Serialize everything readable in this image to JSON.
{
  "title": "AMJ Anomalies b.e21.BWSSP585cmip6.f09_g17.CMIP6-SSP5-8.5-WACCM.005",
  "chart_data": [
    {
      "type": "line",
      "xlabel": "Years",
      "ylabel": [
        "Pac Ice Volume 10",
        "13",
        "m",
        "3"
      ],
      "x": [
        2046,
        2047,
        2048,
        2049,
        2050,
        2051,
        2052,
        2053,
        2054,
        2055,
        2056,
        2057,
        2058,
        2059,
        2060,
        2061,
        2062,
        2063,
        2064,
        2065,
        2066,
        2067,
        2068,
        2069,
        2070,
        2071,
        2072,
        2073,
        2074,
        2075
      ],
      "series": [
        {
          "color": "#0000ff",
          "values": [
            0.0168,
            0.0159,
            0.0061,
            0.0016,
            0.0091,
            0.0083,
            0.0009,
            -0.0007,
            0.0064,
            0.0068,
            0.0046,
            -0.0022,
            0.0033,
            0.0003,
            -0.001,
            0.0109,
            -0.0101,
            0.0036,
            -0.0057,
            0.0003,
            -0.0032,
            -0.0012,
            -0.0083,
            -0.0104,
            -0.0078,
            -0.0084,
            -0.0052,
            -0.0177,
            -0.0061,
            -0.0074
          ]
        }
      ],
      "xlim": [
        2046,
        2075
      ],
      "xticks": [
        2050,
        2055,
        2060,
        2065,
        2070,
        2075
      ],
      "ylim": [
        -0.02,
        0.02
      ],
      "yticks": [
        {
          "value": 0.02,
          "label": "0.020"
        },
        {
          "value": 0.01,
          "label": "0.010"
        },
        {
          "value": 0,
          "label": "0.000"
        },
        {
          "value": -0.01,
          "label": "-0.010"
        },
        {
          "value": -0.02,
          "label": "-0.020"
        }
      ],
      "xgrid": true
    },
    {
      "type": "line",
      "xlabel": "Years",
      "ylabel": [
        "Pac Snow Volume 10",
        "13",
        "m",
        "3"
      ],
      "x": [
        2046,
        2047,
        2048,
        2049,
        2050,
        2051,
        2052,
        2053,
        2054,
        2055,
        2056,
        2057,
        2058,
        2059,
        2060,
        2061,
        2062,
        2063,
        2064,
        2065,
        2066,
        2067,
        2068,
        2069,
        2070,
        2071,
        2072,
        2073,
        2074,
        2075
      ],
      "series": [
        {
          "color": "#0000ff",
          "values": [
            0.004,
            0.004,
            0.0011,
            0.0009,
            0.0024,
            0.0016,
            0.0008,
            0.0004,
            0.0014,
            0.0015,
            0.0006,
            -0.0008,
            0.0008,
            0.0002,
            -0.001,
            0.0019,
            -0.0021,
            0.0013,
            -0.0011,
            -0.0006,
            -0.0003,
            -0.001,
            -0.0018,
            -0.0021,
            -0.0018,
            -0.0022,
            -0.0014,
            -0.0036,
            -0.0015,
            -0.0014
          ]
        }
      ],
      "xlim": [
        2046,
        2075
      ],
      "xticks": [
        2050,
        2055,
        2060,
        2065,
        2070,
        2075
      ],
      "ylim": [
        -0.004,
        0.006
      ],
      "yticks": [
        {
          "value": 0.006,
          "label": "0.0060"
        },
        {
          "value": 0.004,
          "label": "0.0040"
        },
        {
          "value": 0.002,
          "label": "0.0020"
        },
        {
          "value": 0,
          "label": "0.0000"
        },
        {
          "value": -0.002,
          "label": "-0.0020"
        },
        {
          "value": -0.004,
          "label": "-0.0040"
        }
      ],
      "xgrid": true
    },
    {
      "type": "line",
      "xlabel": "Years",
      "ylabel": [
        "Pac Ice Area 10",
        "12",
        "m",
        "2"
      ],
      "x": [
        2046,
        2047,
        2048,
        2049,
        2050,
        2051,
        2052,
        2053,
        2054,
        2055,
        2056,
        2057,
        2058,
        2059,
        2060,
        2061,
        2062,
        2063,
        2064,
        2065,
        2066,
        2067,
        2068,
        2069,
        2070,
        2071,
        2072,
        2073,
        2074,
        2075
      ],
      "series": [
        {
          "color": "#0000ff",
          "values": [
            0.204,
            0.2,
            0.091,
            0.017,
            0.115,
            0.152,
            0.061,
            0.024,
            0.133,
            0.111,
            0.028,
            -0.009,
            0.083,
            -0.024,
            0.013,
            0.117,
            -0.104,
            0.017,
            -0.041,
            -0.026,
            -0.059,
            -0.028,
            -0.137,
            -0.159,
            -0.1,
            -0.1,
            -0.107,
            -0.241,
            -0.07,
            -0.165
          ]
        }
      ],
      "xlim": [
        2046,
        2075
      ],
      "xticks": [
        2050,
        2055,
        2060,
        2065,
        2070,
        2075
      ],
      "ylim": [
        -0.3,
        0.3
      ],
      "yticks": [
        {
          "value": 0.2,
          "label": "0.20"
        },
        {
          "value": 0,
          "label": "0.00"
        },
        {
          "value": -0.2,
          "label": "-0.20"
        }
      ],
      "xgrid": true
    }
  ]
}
___
Reproduce the listing shown above in its entirety, exactly.

■ ANSWER IN FULL
Serialize everything readable in this image to JSON.
{
  "title": "AMJ Anomalies b.e21.BWSSP585cmip6.f09_g17.CMIP6-SSP5-8.5-WACCM.005",
  "chart_data": [
    {
      "type": "line",
      "xlabel": "Years",
      "ylabel": [
        "Pac Ice Volume 10",
        "13",
        "m",
        "3"
      ],
      "x": [
        2046,
        2047,
        2048,
        2049,
        2050,
        2051,
        2052,
        2053,
        2054,
        2055,
        2056,
        2057,
        2058,
        2059,
        2060,
        2061,
        2062,
        2063,
        2064,
        2065,
        2066,
        2067,
        2068,
        2069,
        2070,
        2071,
        2072,
        2073,
        2074,
        2075
      ],
      "series": [
        {
          "color": "#0000ff",
          "values": [
            0.0168,
            0.0159,
            0.0061,
            0.0016,
            0.0091,
            0.0083,
            0.0009,
            -0.0007,
            0.0064,
            0.0068,
            0.0046,
            -0.0022,
            0.0033,
            0.0003,
            -0.001,
            0.0109,
            -0.0101,
            0.0036,
            -0.0057,
            0.0003,
            -0.0032,
            -0.0012,
            -0.0083,
            -0.0104,
            -0.0078,
            -0.0084,
            -0.0052,
            -0.0177,
            -0.0061,
            -0.0074
          ]
        }
      ],
      "xlim": [
        2046,
        2075
      ],
      "xticks": [
        2050,
        2055,
        2060,
        2065,
        2070,
        2075
      ],
      "ylim": [
        -0.02,
        0.02
      ],
      "yticks": [
        {
          "value": 0.02,
          "label": "0.020"
        },
        {
          "value": 0.01,
          "label": "0.010"
        },
        {
          "value": 0,
          "label": "0.000"
        },
        {
          "value": -0.01,
          "label": "-0.010"
        },
        {
          "value": -0.02,
          "label": "-0.020"
        }
      ],
      "xgrid": true
    },
    {
      "type": "line",
      "xlabel": "Years",
      "ylabel": [
        "Pac Snow Volume 10",
        "13",
        "m",
        "3"
      ],
      "x": [
        2046,
        2047,
        2048,
        2049,
        2050,
        2051,
        2052,
        2053,
        2054,
        2055,
        2056,
        2057,
        2058,
        2059,
        2060,
        2061,
        2062,
        2063,
        2064,
        2065,
        2066,
        2067,
        2068,
        2069,
        2070,
        2071,
        2072,
        2073,
        2074,
        2075
      ],
      "series": [
        {
          "color": "#0000ff",
          "values": [
            0.004,
            0.004,
            0.0011,
            0.0009,
            0.0024,
            0.0016,
            0.0008,
            0.0004,
            0.0014,
            0.0015,
            0.0006,
            -0.0008,
            0.0008,
            0.0002,
            -0.001,
            0.0019,
            -0.0021,
            0.0013,
            -0.0011,
            -0.0006,
            -0.0003,
            -0.001,
            -0.0018,
            -0.0021,
            -0.0018,
            -0.0022,
            -0.0014,
            -0.0036,
            -0.0015,
            -0.0014
          ]
        }
      ],
      "xlim": [
        2046,
        2075
      ],
      "xticks": [
        2050,
        2055,
        2060,
        2065,
        2070,
        2075
      ],
      "ylim": [
        -0.004,
        0.006
      ],
      "yticks": [
        {
          "value": 0.006,
          "label": "0.0060"
        },
        {
          "value": 0.004,
          "label": "0.0040"
        },
        {
          "value": 0.002,
          "label": "0.0020"
        },
        {
          "value": 0,
          "label": "0.0000"
        },
        {
          "value": -0.002,
          "label": "-0.0020"
        },
        {
          "value": -0.004,
          "label": "-0.0040"
        }
      ],
      "xgrid": true
    },
    {
      "type": "line",
      "xlabel": "Years",
      "ylabel": [
        "Pac Ice Area 10",
        "12",
        "m",
        "2"
      ],
      "x": [
        2046,
        2047,
        2048,
        2049,
        2050,
        2051,
        2052,
        2053,
        2054,
        2055,
        2056,
        2057,
        2058,
        2059,
        2060,
        2061,
        2062,
        2063,
        2064,
        2065,
        2066,
        2067,
        2068,
        2069,
        2070,
        2071,
        2072,
        2073,
        2074,
        2075
      ],
      "series": [
        {
          "color": "#0000ff",
          "values": [
            0.204,
            0.2,
            0.091,
            0.017,
            0.115,
            0.152,
            0.061,
            0.024,
            0.133,
            0.111,
            0.028,
            -0.009,
            0.083,
            -0.024,
            0.013,
            0.117,
            -0.104,
            0.017,
            -0.041,
            -0.026,
            -0.059,
            -0.028,
            -0.137,
            -0.159,
            -0.1,
            -0.1,
            -0.107,
            -0.241,
            -0.07,
            -0.165
          ]
        }
      ],
      "xlim": [
        2046,
        2075
      ],
      "xticks": [
        2050,
        2055,
        2060,
        2065,
        2070,
        2075
      ],
      "ylim": [
        -0.3,
        0.3
      ],
      "yticks": [
        {
          "value": 0.2,
          "label": "0.20"
        },
        {
          "value": 0,
          "label": "0.00"
        },
        {
          "value": -0.2,
          "label": "-0.20"
        }
      ],
      "xgrid": true
    }
  ]
}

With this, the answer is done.